▶ **SHORT PROBLEM**:
Retype the records that come next, word for word.

▶ **DATA LINES**:

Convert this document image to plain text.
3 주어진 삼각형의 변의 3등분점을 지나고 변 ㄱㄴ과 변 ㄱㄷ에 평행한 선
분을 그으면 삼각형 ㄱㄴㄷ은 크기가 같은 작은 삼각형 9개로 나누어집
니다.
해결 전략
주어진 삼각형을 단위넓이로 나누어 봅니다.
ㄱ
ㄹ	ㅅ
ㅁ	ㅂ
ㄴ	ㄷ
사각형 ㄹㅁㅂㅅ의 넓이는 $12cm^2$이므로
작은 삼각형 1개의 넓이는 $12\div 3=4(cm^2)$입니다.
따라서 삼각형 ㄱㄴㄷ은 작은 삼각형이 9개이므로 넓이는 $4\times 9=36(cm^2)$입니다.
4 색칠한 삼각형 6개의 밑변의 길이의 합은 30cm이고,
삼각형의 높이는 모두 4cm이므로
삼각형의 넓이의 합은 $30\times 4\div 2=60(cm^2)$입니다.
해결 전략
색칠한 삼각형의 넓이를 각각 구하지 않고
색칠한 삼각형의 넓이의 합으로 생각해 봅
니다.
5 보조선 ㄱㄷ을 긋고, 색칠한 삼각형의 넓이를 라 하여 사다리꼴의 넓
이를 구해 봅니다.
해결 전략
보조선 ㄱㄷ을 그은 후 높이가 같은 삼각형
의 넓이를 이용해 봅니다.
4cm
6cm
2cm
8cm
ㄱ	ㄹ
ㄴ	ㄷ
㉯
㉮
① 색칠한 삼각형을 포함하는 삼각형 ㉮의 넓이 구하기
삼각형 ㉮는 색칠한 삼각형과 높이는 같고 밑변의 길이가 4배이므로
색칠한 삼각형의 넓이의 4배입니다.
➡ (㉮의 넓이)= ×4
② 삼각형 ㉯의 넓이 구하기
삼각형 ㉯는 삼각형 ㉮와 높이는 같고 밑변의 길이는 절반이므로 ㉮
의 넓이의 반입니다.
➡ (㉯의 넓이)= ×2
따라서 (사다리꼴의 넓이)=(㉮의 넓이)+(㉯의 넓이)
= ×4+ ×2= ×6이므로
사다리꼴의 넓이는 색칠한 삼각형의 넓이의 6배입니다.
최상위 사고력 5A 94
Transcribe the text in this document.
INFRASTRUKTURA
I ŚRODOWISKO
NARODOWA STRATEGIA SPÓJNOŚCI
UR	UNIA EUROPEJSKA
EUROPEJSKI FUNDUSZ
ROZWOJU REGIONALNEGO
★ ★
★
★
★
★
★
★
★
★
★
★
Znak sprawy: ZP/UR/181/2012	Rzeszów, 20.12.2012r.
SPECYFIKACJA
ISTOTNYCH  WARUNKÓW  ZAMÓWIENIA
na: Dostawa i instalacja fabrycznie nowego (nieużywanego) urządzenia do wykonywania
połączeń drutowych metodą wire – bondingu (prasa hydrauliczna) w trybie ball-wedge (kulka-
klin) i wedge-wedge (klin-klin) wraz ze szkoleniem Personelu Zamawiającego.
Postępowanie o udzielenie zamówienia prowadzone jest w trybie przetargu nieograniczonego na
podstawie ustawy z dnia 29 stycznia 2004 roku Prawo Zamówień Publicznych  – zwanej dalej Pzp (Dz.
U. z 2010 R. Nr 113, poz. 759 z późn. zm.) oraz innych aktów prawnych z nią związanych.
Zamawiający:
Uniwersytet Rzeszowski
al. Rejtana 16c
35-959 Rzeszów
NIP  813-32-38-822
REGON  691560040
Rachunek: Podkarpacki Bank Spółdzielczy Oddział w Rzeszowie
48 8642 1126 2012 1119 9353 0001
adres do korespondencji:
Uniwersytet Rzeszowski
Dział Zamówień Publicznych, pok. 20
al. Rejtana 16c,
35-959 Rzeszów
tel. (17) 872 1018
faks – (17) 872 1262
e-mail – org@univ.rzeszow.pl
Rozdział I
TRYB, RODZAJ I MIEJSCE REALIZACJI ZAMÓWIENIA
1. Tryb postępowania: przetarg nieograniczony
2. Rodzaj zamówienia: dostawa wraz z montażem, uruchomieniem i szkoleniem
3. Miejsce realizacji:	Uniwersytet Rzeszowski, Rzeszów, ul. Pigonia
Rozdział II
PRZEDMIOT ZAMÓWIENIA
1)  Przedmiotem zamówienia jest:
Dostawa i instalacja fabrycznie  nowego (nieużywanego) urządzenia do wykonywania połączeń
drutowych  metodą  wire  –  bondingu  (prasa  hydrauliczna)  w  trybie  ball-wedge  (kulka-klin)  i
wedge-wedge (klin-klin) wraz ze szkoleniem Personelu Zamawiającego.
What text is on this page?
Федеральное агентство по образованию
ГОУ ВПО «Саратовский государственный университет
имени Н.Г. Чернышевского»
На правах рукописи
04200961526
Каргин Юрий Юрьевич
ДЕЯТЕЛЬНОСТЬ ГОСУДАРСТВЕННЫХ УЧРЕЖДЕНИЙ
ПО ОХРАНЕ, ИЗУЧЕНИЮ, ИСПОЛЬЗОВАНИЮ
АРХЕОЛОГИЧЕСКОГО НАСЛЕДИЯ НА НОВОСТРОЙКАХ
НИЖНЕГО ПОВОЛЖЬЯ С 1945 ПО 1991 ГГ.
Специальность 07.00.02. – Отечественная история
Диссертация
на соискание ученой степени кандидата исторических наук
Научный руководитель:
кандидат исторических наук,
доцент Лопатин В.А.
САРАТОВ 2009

▶ **RESPONSE TO THIS TASK**:
Convert this document image to plain text.
3 주어진 삼각형의 변의 3등분점을 지나고 변 ㄱㄴ과 변 ㄱㄷ에 평행한 선
분을 그으면 삼각형 ㄱㄴㄷ은 크기가 같은 작은 삼각형 9개로 나누어집
니다.
해결 전략
주어진 삼각형을 단위넓이로 나누어 봅니다.
ㄱ
ㄹ	ㅅ
ㅁ	ㅂ
ㄴ	ㄷ
사각형 ㄹㅁㅂㅅ의 넓이는 $12cm^2$이므로
작은 삼각형 1개의 넓이는 $12\div 3=4(cm^2)$입니다.
따라서 삼각형 ㄱㄴㄷ은 작은 삼각형이 9개이므로 넓이는 $4\times 9=36(cm^2)$입니다.
4 색칠한 삼각형 6개의 밑변의 길이의 합은 30cm이고,
삼각형의 높이는 모두 4cm이므로
삼각형의 넓이의 합은 $30\times 4\div 2=60(cm^2)$입니다.
해결 전략
색칠한 삼각형의 넓이를 각각 구하지 않고
색칠한 삼각형의 넓이의 합으로 생각해 봅
니다.
5 보조선 ㄱㄷ을 긋고, 색칠한 삼각형의 넓이를 라 하여 사다리꼴의 넓
이를 구해 봅니다.
해결 전략
보조선 ㄱㄷ을 그은 후 높이가 같은 삼각형
의 넓이를 이용해 봅니다.
4cm
6cm
2cm
8cm
ㄱ	ㄹ
ㄴ	ㄷ
㉯
㉮
① 색칠한 삼각형을 포함하는 삼각형 ㉮의 넓이 구하기
삼각형 ㉮는 색칠한 삼각형과 높이는 같고 밑변의 길이가 4배이므로
색칠한 삼각형의 넓이의 4배입니다.
➡ (㉮의 넓이)= ×4
② 삼각형 ㉯의 넓이 구하기
삼각형 ㉯는 삼각형 ㉮와 높이는 같고 밑변의 길이는 절반이므로 ㉮
의 넓이의 반입니다.
➡ (㉯의 넓이)= ×2
따라서 (사다리꼴의 넓이)=(㉮의 넓이)+(㉯의 넓이)
= ×4+ ×2= ×6이므로
사다리꼴의 넓이는 색칠한 삼각형의 넓이의 6배입니다.
최상위 사고력 5A 94
Transcribe the text in this document.
INFRASTRUKTURA
I ŚRODOWISKO
NARODOWA STRATEGIA SPÓJNOŚCI
UR	UNIA EUROPEJSKA
EUROPEJSKI FUNDUSZ
ROZWOJU REGIONALNEGO
★ ★
★
★
★
★
★
★
★
★
★
★
Znak sprawy: ZP/UR/181/2012	Rzeszów, 20.12.2012r.
SPECYFIKACJA
ISTOTNYCH  WARUNKÓW  ZAMÓWIENIA
na: Dostawa i instalacja fabrycznie nowego (nieużywanego) urządzenia do wykonywania
połączeń drutowych metodą wire – bondingu (prasa hydrauliczna) w trybie ball-wedge (kulka-
klin) i wedge-wedge (klin-klin) wraz ze szkoleniem Personelu Zamawiającego.
Postępowanie o udzielenie zamówienia prowadzone jest w trybie przetargu nieograniczonego na
podstawie ustawy z dnia 29 stycznia 2004 roku Prawo Zamówień Publicznych  – zwanej dalej Pzp (Dz.
U. z 2010 R. Nr 113, poz. 759 z późn. zm.) oraz innych aktów prawnych z nią związanych.
Zamawiający:
Uniwersytet Rzeszowski
al. Rejtana 16c
35-959 Rzeszów
NIP  813-32-38-822
REGON  691560040
Rachunek: Podkarpacki Bank Spółdzielczy Oddział w Rzeszowie
48 8642 1126 2012 1119 9353 0001
adres do korespondencji:
Uniwersytet Rzeszowski
Dział Zamówień Publicznych, pok. 20
al. Rejtana 16c,
35-959 Rzeszów
tel. (17) 872 1018
faks – (17) 872 1262
e-mail – org@univ.rzeszow.pl
Rozdział I
TRYB, RODZAJ I MIEJSCE REALIZACJI ZAMÓWIENIA
1. Tryb postępowania: przetarg nieograniczony
2. Rodzaj zamówienia: dostawa wraz z montażem, uruchomieniem i szkoleniem
3. Miejsce realizacji:	Uniwersytet Rzeszowski, Rzeszów, ul. Pigonia
Rozdział II
PRZEDMIOT ZAMÓWIENIA
1)  Przedmiotem zamówienia jest:
Dostawa i instalacja fabrycznie  nowego (nieużywanego) urządzenia do wykonywania połączeń
drutowych  metodą  wire  –  bondingu  (prasa  hydrauliczna)  w  trybie  ball-wedge  (kulka-klin)  i
wedge-wedge (klin-klin) wraz ze szkoleniem Personelu Zamawiającego.
What text is on this page?
Федеральное агентство по образованию
ГОУ ВПО «Саратовский государственный университет
имени Н.Г. Чернышевского»
На правах рукописи
04200961526
Каргин Юрий Юрьевич
ДЕЯТЕЛЬНОСТЬ ГОСУДАРСТВЕННЫХ УЧРЕЖДЕНИЙ
ПО ОХРАНЕ, ИЗУЧЕНИЮ, ИСПОЛЬЗОВАНИЮ
АРХЕОЛОГИЧЕСКОГО НАСЛЕДИЯ НА НОВОСТРОЙКАХ
НИЖНЕГО ПОВОЛЖЬЯ С 1945 ПО 1991 ГГ.
Специальность 07.00.02. – Отечественная история
Диссертация
на соискание ученой степени кандидата исторических наук
Научный руководитель:
кандидат исторических наук,
доцент Лопатин В.А.
САРАТОВ 2009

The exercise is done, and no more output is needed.